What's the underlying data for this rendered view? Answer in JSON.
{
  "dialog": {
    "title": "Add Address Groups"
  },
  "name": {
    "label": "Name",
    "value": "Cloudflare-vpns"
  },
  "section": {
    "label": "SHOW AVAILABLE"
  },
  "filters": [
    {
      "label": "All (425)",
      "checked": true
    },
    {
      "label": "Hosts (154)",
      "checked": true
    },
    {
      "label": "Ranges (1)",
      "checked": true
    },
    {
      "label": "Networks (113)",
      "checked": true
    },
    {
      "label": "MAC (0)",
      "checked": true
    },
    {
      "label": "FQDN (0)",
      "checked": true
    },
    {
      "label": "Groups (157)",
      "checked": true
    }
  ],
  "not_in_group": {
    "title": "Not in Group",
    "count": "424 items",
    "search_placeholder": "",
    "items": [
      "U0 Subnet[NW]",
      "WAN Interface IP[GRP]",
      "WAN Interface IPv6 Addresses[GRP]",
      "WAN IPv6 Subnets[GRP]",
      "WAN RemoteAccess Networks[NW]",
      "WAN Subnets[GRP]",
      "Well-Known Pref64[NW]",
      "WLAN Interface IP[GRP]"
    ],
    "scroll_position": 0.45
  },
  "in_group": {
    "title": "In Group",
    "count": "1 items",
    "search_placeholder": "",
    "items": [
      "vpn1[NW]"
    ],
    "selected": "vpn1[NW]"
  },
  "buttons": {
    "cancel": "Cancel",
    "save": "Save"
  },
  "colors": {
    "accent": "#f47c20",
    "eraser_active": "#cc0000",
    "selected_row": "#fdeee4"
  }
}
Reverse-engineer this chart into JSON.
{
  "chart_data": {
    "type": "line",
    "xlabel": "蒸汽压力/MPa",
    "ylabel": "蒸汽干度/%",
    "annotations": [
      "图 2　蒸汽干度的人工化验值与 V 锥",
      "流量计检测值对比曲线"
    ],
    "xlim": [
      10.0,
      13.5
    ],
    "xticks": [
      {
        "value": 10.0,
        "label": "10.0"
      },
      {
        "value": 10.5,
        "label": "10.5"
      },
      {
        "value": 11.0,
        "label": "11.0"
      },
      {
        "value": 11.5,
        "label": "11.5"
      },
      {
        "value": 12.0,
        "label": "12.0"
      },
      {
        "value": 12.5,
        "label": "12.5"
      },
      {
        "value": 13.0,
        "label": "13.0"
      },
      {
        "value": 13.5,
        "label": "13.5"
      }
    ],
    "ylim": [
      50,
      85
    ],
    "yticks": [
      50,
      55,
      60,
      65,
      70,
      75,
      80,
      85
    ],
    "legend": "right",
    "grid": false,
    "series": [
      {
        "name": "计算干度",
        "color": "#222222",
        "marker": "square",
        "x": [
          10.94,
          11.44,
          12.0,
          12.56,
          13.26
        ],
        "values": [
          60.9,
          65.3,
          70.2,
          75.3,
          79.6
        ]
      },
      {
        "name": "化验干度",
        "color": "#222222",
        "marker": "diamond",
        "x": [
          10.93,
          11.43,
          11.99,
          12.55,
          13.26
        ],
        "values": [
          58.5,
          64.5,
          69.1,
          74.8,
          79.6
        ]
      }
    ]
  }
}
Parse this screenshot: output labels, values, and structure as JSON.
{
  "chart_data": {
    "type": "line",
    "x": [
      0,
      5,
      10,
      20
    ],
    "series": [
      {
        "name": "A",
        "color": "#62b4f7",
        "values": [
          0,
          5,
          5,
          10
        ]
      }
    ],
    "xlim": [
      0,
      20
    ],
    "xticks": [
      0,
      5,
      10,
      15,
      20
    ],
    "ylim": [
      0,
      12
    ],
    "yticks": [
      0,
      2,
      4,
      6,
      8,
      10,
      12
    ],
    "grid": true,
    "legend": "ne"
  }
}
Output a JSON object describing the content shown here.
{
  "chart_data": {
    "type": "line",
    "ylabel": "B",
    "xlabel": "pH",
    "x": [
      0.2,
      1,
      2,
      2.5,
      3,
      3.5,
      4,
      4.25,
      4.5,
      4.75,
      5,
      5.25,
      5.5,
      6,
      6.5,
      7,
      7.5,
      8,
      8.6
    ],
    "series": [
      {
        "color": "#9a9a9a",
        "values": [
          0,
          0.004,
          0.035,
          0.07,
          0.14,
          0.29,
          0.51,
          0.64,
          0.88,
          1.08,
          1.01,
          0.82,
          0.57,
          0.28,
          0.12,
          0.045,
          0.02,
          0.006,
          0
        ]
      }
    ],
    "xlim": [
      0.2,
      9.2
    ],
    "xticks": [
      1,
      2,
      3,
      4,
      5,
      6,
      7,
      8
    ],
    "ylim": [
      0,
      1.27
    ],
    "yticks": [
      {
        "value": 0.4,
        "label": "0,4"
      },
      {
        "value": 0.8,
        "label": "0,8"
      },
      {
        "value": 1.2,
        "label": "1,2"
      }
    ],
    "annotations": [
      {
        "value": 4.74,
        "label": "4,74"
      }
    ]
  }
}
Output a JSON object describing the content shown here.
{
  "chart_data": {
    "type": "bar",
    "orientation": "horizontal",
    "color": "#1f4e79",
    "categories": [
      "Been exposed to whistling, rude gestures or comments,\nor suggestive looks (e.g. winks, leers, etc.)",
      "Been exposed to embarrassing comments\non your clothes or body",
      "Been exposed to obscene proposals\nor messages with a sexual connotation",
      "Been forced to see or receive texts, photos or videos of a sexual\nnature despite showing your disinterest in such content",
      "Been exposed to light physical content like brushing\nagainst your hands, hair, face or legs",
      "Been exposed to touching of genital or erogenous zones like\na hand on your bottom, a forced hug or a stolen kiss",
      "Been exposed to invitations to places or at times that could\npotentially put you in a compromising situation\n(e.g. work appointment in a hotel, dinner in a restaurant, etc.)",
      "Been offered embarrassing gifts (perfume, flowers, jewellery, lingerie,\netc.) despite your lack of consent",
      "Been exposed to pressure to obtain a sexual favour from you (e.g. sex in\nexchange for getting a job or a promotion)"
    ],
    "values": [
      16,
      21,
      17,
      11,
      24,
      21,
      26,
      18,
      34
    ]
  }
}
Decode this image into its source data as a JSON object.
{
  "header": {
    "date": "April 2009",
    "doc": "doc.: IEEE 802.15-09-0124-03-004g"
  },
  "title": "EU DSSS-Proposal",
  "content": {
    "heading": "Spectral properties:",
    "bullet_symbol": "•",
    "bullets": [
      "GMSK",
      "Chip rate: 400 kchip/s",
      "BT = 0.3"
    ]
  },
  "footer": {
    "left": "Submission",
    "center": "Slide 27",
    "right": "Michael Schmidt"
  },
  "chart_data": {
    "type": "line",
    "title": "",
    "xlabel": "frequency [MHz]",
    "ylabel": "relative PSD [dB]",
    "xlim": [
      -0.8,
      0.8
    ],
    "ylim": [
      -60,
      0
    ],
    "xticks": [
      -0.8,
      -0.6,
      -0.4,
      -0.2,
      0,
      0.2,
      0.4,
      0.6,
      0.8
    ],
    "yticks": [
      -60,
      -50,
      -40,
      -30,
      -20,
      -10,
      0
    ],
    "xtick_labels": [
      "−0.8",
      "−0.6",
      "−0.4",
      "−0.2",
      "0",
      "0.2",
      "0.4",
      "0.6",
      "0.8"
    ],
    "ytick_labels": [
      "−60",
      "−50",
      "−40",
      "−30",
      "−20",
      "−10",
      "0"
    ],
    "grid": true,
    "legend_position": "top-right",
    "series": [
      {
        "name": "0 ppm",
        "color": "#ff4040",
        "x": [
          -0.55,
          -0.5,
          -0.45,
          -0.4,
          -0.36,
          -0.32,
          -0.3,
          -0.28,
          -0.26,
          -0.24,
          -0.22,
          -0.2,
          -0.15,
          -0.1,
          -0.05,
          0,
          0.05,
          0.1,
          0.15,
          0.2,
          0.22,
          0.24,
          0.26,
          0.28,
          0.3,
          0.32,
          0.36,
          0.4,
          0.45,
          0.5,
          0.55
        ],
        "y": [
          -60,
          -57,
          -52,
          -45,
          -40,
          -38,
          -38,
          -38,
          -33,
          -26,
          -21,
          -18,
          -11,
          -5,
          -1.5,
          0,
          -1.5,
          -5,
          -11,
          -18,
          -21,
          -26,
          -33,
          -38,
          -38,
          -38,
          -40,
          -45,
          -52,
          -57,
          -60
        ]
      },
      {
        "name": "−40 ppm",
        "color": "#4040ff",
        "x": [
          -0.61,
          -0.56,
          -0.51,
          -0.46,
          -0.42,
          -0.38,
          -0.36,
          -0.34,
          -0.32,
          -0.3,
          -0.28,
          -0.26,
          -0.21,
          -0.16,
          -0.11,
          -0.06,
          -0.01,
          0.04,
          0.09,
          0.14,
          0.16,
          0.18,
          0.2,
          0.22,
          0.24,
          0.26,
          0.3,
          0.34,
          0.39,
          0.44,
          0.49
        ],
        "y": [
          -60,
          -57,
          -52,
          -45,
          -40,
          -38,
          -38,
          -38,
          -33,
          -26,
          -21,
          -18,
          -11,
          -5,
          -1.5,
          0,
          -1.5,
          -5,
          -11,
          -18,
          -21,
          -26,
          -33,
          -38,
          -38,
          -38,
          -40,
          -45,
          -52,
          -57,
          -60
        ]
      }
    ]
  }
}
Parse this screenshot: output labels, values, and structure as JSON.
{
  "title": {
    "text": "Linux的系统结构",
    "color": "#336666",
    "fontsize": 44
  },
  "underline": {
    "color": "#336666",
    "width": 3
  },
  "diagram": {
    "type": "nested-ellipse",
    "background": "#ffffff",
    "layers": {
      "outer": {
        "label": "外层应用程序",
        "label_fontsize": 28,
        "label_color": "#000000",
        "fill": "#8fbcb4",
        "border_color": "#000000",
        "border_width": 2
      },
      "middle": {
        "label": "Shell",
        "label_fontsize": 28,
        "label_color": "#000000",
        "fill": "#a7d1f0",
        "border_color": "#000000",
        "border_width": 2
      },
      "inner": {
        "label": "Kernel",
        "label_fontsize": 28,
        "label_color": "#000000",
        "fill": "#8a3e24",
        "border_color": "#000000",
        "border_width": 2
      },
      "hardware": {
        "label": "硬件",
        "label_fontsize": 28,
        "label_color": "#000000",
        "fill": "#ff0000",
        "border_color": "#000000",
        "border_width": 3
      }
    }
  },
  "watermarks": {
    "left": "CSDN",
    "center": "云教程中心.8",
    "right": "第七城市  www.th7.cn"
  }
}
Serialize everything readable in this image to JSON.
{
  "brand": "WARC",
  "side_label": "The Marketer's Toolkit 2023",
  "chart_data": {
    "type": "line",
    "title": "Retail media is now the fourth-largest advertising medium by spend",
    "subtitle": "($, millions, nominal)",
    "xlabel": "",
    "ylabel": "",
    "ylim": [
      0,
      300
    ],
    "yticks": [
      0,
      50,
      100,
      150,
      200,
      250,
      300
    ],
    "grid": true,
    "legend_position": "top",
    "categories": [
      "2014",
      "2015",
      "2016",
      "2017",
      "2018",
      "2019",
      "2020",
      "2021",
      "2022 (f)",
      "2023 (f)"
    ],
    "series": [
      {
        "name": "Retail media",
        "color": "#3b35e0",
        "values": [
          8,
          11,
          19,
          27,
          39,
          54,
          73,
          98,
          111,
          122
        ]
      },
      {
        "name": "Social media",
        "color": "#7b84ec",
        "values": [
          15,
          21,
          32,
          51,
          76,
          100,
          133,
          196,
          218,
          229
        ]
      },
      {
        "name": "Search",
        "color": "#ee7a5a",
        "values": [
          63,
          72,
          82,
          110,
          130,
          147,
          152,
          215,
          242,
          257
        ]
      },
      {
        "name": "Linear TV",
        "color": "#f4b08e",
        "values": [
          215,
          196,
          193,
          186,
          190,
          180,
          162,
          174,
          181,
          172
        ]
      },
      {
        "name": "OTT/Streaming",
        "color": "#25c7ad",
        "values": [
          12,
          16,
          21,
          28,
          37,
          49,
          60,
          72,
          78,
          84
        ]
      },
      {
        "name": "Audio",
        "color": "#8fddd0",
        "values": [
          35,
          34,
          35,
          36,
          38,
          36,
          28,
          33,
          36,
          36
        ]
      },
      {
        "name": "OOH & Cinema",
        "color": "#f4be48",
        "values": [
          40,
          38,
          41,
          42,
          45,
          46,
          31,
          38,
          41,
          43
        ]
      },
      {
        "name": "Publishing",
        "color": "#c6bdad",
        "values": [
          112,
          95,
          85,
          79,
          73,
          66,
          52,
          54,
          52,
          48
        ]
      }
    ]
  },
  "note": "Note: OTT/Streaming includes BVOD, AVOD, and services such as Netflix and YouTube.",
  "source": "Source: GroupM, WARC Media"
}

-----

• **Direction**
Lines containing the string "forced" are to be selected and copied.

• **Response to the task**
      "Been forced to see or receive texts, photos or videos of a sexual\nnature despite showing your disinterest in such content",
      "Been exposed to touching of genital or erogenous zones like\na hand on your bottom, a forced hug or a stolen kiss",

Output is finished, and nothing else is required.